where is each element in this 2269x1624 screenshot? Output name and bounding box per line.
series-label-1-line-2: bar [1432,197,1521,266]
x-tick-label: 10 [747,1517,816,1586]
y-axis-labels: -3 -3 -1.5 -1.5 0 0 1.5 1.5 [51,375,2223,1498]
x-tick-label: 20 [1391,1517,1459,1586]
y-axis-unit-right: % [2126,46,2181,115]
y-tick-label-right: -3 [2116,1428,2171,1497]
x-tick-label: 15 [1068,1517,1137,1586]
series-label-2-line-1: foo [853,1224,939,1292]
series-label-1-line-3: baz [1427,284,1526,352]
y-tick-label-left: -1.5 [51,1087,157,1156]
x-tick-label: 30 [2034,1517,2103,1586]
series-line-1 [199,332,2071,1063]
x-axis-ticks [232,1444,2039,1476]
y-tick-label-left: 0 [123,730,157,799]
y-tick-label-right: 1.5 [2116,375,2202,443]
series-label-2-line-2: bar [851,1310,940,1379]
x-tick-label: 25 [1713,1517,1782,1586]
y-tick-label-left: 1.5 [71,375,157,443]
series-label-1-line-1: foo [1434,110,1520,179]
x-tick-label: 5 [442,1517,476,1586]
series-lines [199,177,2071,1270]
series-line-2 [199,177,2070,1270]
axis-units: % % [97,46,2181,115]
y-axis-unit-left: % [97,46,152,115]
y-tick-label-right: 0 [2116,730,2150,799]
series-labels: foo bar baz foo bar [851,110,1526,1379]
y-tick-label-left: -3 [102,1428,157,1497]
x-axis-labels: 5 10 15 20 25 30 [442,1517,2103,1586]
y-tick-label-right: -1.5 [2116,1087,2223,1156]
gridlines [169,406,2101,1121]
-------------------------
* [Stated exercise]: Please copy every line of the records above word for word, keeping each name and its bounding box unchanged.

* [Task solution]:
where is each element in this 2269x1624 screenshot? Output name and bounding box per line.
series-label-1-line-2: bar [1432,197,1521,266]
x-tick-label: 10 [747,1517,816,1586]
y-axis-labels: -3 -3 -1.5 -1.5 0 0 1.5 1.5 [51,375,2223,1498]
x-tick-label: 20 [1391,1517,1459,1586]
y-axis-unit-right: % [2126,46,2181,115]
y-tick-label-right: -3 [2116,1428,2171,1497]
x-tick-label: 15 [1068,1517,1137,1586]
series-label-2-line-1: foo [853,1224,939,1292]
series-label-1-line-3: baz [1427,284,1526,352]
y-tick-label-left: -1.5 [51,1087,157,1156]
x-tick-label: 30 [2034,1517,2103,1586]
series-line-1 [199,332,2071,1063]
x-axis-ticks [232,1444,2039,1476]
y-tick-label-left: 0 [123,730,157,799]
y-tick-label-right: 1.5 [2116,375,2202,443]
series-label-2-line-2: bar [851,1310,940,1379]
x-tick-label: 25 [1713,1517,1782,1586]
y-tick-label-left: 1.5 [71,375,157,443]
series-label-1-line-1: foo [1434,110,1520,179]
x-tick-label: 5 [442,1517,476,1586]
series-lines [199,177,2071,1270]
series-line-2 [199,177,2070,1270]
axis-units: % % [97,46,2181,115]
y-axis-unit-left: % [97,46,152,115]
y-tick-label-right: 0 [2116,730,2150,799]
series-labels: foo bar baz foo bar [851,110,1526,1379]
y-tick-label-left: -3 [102,1428,157,1497]
x-axis-labels: 5 10 15 20 25 30 [442,1517,2103,1586]
y-tick-label-right: -1.5 [2116,1087,2223,1156]
gridlines [169,406,2101,1121]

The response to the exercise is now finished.